Given task - Extract the full set of records, then give each one again exactly.

***** Source data

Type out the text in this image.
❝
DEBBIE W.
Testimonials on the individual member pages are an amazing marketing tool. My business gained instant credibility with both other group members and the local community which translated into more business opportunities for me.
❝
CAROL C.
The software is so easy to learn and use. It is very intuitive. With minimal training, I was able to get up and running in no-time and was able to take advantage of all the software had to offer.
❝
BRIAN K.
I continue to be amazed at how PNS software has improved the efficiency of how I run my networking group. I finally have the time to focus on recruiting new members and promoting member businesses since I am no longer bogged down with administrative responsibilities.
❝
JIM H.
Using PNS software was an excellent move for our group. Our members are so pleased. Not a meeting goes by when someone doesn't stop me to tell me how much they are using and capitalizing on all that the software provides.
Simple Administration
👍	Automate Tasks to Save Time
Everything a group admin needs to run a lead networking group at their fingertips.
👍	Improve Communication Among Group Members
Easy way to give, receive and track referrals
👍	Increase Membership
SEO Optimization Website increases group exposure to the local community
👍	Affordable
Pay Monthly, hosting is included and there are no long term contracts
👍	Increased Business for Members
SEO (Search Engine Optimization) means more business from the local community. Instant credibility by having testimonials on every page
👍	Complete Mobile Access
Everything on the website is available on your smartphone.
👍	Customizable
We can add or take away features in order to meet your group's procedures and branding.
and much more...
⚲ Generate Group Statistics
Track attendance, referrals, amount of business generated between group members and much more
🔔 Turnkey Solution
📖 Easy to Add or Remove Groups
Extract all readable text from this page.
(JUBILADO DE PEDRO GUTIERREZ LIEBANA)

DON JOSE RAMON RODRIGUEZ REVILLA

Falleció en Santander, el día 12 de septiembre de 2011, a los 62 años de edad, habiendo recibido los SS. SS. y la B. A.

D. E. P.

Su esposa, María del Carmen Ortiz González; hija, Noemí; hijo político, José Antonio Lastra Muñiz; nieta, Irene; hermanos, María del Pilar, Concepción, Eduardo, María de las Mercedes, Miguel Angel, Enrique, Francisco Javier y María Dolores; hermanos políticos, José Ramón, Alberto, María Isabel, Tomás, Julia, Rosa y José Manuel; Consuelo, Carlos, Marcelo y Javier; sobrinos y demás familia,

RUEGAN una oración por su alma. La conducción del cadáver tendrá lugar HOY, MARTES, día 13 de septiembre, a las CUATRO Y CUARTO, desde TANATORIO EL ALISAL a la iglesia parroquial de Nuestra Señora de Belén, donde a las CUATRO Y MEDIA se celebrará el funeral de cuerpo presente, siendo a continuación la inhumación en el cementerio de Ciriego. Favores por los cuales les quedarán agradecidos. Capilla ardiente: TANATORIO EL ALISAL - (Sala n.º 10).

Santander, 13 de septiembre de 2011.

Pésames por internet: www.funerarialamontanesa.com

**********

The answer -
Type out the text in this image.
❝
DEBBIE W.
Testimonials on the individual member pages are an amazing marketing tool. My business gained instant credibility with both other group members and the local community which translated into more business opportunities for me.
❝
CAROL C.
The software is so easy to learn and use. It is very intuitive. With minimal training, I was able to get up and running in no-time and was able to take advantage of all the software had to offer.
❝
BRIAN K.
I continue to be amazed at how PNS software has improved the efficiency of how I run my networking group. I finally have the time to focus on recruiting new members and promoting member businesses since I am no longer bogged down with administrative responsibilities.
❝
JIM H.
Using PNS software was an excellent move for our group. Our members are so pleased. Not a meeting goes by when someone doesn't stop me to tell me how much they are using and capitalizing on all that the software provides.
Simple Administration
👍	Automate Tasks to Save Time
Everything a group admin needs to run a lead networking group at their fingertips.
👍	Improve Communication Among Group Members
Easy way to give, receive and track referrals
👍	Increase Membership
SEO Optimization Website increases group exposure to the local community
👍	Affordable
Pay Monthly, hosting is included and there are no long term contracts
👍	Increased Business for Members
SEO (Search Engine Optimization) means more business from the local community. Instant credibility by having testimonials on every page
👍	Complete Mobile Access
Everything on the website is available on your smartphone.
👍	Customizable
We can add or take away features in order to meet your group's procedures and branding.
and much more...
⚲ Generate Group Statistics
Track attendance, referrals, amount of business generated between group members and much more
🔔 Turnkey Solution
📖 Easy to Add or Remove Groups
Extract all readable text from this page.
(JUBILADO DE PEDRO GUTIERREZ LIEBANA)

DON JOSE RAMON RODRIGUEZ REVILLA

Falleció en Santander, el día 12 de septiembre de 2011, a los 62 años de edad, habiendo recibido los SS. SS. y la B. A.

D. E. P.

Su esposa, María del Carmen Ortiz González; hija, Noemí; hijo político, José Antonio Lastra Muñiz; nieta, Irene; hermanos, María del Pilar, Concepción, Eduardo, María de las Mercedes, Miguel Angel, Enrique, Francisco Javier y María Dolores; hermanos políticos, José Ramón, Alberto, María Isabel, Tomás, Julia, Rosa y José Manuel; Consuelo, Carlos, Marcelo y Javier; sobrinos y demás familia,

RUEGAN una oración por su alma. La conducción del cadáver tendrá lugar HOY, MARTES, día 13 de septiembre, a las CUATRO Y CUARTO, desde TANATORIO EL ALISAL a la iglesia parroquial de Nuestra Señora de Belén, donde a las CUATRO Y MEDIA se celebrará el funeral de cuerpo presente, siendo a continuación la inhumación en el cementerio de Ciriego. Favores por los cuales les quedarán agradecidos. Capilla ardiente: TANATORIO EL ALISAL - (Sala n.º 10).

Santander, 13 de septiembre de 2011.

Pésames por internet: www.funerarialamontanesa.com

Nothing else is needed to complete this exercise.